Task brief: Output the entries below exactly as written, omitting pictures.
## start
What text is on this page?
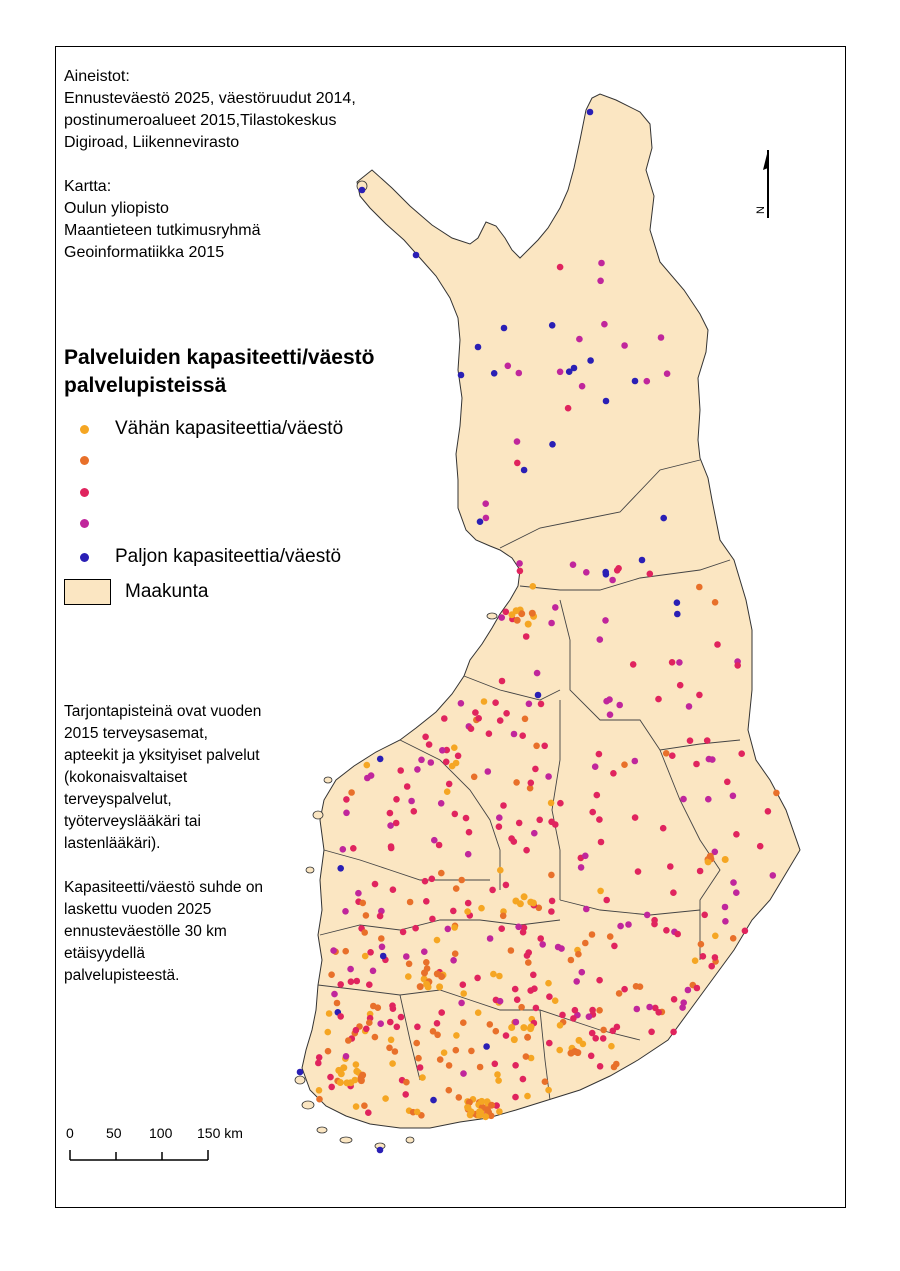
Aineistot:
Ennusteväestö 2025, väestöruudut 2014,
postinumeroalueet 2015,Tilastokeskus
Digiroad, Liikennevirasto
Kartta:
Oulun yliopisto
Maantieteen tutkimusryhmä
Geoinformatiikka 2015
Palveluiden kapasiteetti/väestö
palvelupisteissä
Vähän kapasiteettia/väestö
Paljon kapasiteettia/väestö
Maakunta

Tarjontapisteinä ovat vuoden 2015 terveysasemat, apteekit ja yksityiset palvelut (kokonaisvaltaiset terveyspalvelut, työterveyslääkäri tai lastenlääkäri).

Kapasiteetti/väestö suhde on laskettu vuoden 2025 ennusteväestölle 30 km etäisyydellä palvelupisteestä.

0 50 100 150 km
N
## end
Exercise solution:
What text is on this page?
Aineistot:
Ennusteväestö 2025, väestöruudut 2014,
postinumeroalueet 2015,Tilastokeskus
Digiroad, Liikennevirasto
Kartta:
Oulun yliopisto
Maantieteen tutkimusryhmä
Geoinformatiikka 2015
Palveluiden kapasiteetti/väestö
palvelupisteissä
Vähän kapasiteettia/väestö
Paljon kapasiteettia/väestö
Maakunta

Tarjontapisteinä ovat vuoden 2015 terveysasemat, apteekit ja yksityiset palvelut (kokonaisvaltaiset terveyspalvelut, työterveyslääkäri tai lastenlääkäri).

Kapasiteetti/väestö suhde on laskettu vuoden 2025 ennusteväestölle 30 km etäisyydellä palvelupisteestä.

0 50 100 150 km
N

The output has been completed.